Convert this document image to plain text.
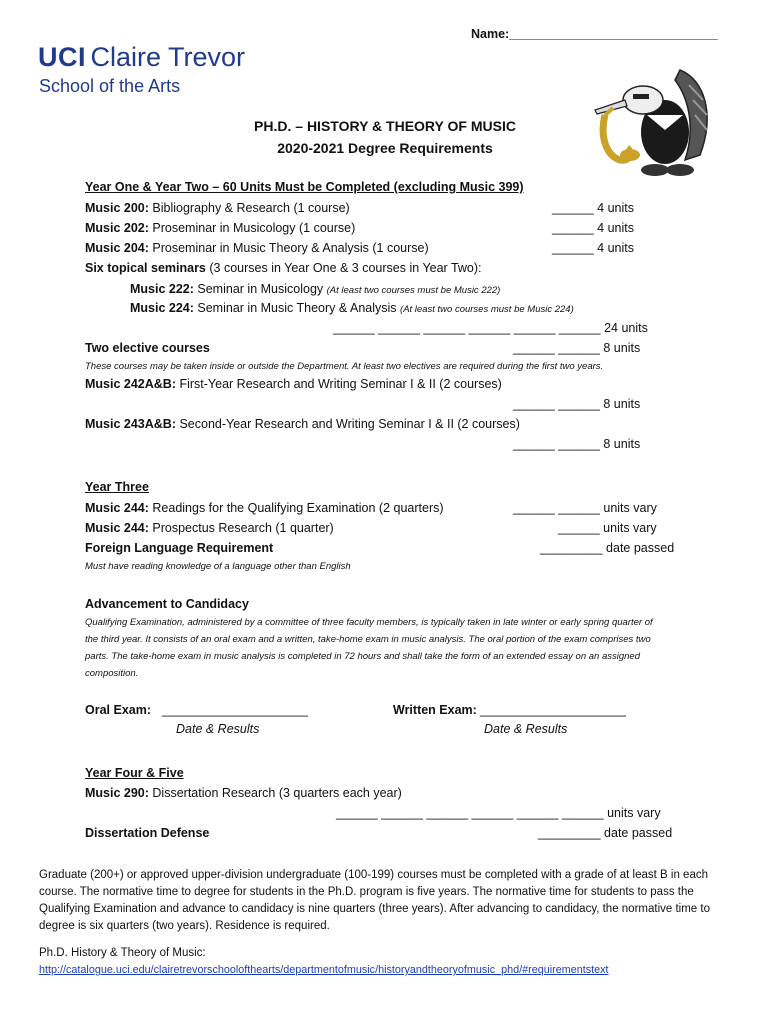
Name:______________________________
UCI Claire Trevor
School of the Arts
PH.D. – HISTORY & THEORY OF MUSIC
2020-2021 Degree Requirements
Year One & Year Two – 60 Units Must be Completed (excluding Music 399)
Music 200: Bibliography & Research (1 course)	______ 4 units
Music 202: Proseminar in Musicology (1 course)	______ 4 units
Music 204: Proseminar in Music Theory & Analysis (1 course)	______ 4 units
Six topical seminars (3 courses in Year One & 3 courses in Year Two):
Music 222: Seminar in Musicology (At least two courses must be Music 222)
Music 224: Seminar in Music Theory & Analysis (At least two courses must be Music 224)
______ ______ ______ ______ ______ ______ 24 units
Two elective courses	______ ______ 8 units
These courses may be taken inside or outside the Department. At least two electives are required during the first two years.
Music 242A&B: First-Year Research and Writing Seminar I & II (2 courses)
______ ______ 8 units
Music 243A&B: Second-Year Research and Writing Seminar I & II (2 courses)
______ ______ 8 units
Year Three
Music 244: Readings for the Qualifying Examination (2 quarters)	______ ______ units vary
Music 244: Prospectus Research (1 quarter)	______ units vary
Foreign Language Requirement	_________ date passed
Must have reading knowledge of a language other than English
Advancement to Candidacy
Qualifying Examination, administered by a committee of three faculty members, is typically taken in late winter or early spring quarter of the third year. It consists of an oral exam and a written, take-home exam in music analysis. The oral portion of the exam comprises two parts. The take-home exam in music analysis is completed in 72 hours and shall take the form of an extended essay on an assigned composition.
Oral Exam: _____________________
Date & Results
Written Exam: _____________________
Date & Results
Year Four & Five
Music 290: Dissertation Research (3 quarters each year)
______ ______ ______ ______ ______ ______ units vary
Dissertation Defense	_________ date passed
Graduate (200+) or approved upper-division undergraduate (100-199) courses must be completed with a grade of at least B in each course. The normative time to degree for students in the Ph.D. program is five years. The normative time for students to pass the Qualifying Examination and advance to candidacy is nine quarters (three years). After advancing to candidacy, the normative time to degree is six quarters (two years). Residence is required.
Ph.D. History & Theory of Music:
http://catalogue.uci.edu/clairetrevorschoolofthearts/departmentofmusic/historyandtheoryofmusic_phd/#requirementstext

------------------------------

Write out every entry again word for word, without any of the pictures.

Convert this document image to plain text.
Name:______________________________
UCI Claire Trevor
School of the Arts
PH.D. – HISTORY & THEORY OF MUSIC
2020-2021 Degree Requirements
Year One & Year Two – 60 Units Must be Completed (excluding Music 399)
Music 200: Bibliography & Research (1 course)	______ 4 units
Music 202: Proseminar in Musicology (1 course)	______ 4 units
Music 204: Proseminar in Music Theory & Analysis (1 course)	______ 4 units
Six topical seminars (3 courses in Year One & 3 courses in Year Two):
Music 222: Seminar in Musicology (At least two courses must be Music 222)
Music 224: Seminar in Music Theory & Analysis (At least two courses must be Music 224)
______ ______ ______ ______ ______ ______ 24 units
Two elective courses	______ ______ 8 units
These courses may be taken inside or outside the Department. At least two electives are required during the first two years.
Music 242A&B: First-Year Research and Writing Seminar I & II (2 courses)
______ ______ 8 units
Music 243A&B: Second-Year Research and Writing Seminar I & II (2 courses)
______ ______ 8 units
Year Three
Music 244: Readings for the Qualifying Examination (2 quarters)	______ ______ units vary
Music 244: Prospectus Research (1 quarter)	______ units vary
Foreign Language Requirement	_________ date passed
Must have reading knowledge of a language other than English
Advancement to Candidacy
Qualifying Examination, administered by a committee of three faculty members, is typically taken in late winter or early spring quarter of the third year. It consists of an oral exam and a written, take-home exam in music analysis. The oral portion of the exam comprises two parts. The take-home exam in music analysis is completed in 72 hours and shall take the form of an extended essay on an assigned composition.
Oral Exam: _____________________
Date & Results
Written Exam: _____________________
Date & Results
Year Four & Five
Music 290: Dissertation Research (3 quarters each year)
______ ______ ______ ______ ______ ______ units vary
Dissertation Defense	_________ date passed
Graduate (200+) or approved upper-division undergraduate (100-199) courses must be completed with a grade of at least B in each course. The normative time to degree for students in the Ph.D. program is five years. The normative time for students to pass the Qualifying Examination and advance to candidacy is nine quarters (three years). After advancing to candidacy, the normative time to degree is six quarters (two years). Residence is required.
Ph.D. History & Theory of Music:
http://catalogue.uci.edu/clairetrevorschoolofthearts/departmentofmusic/historyandtheoryofmusic_phd/#requirementstext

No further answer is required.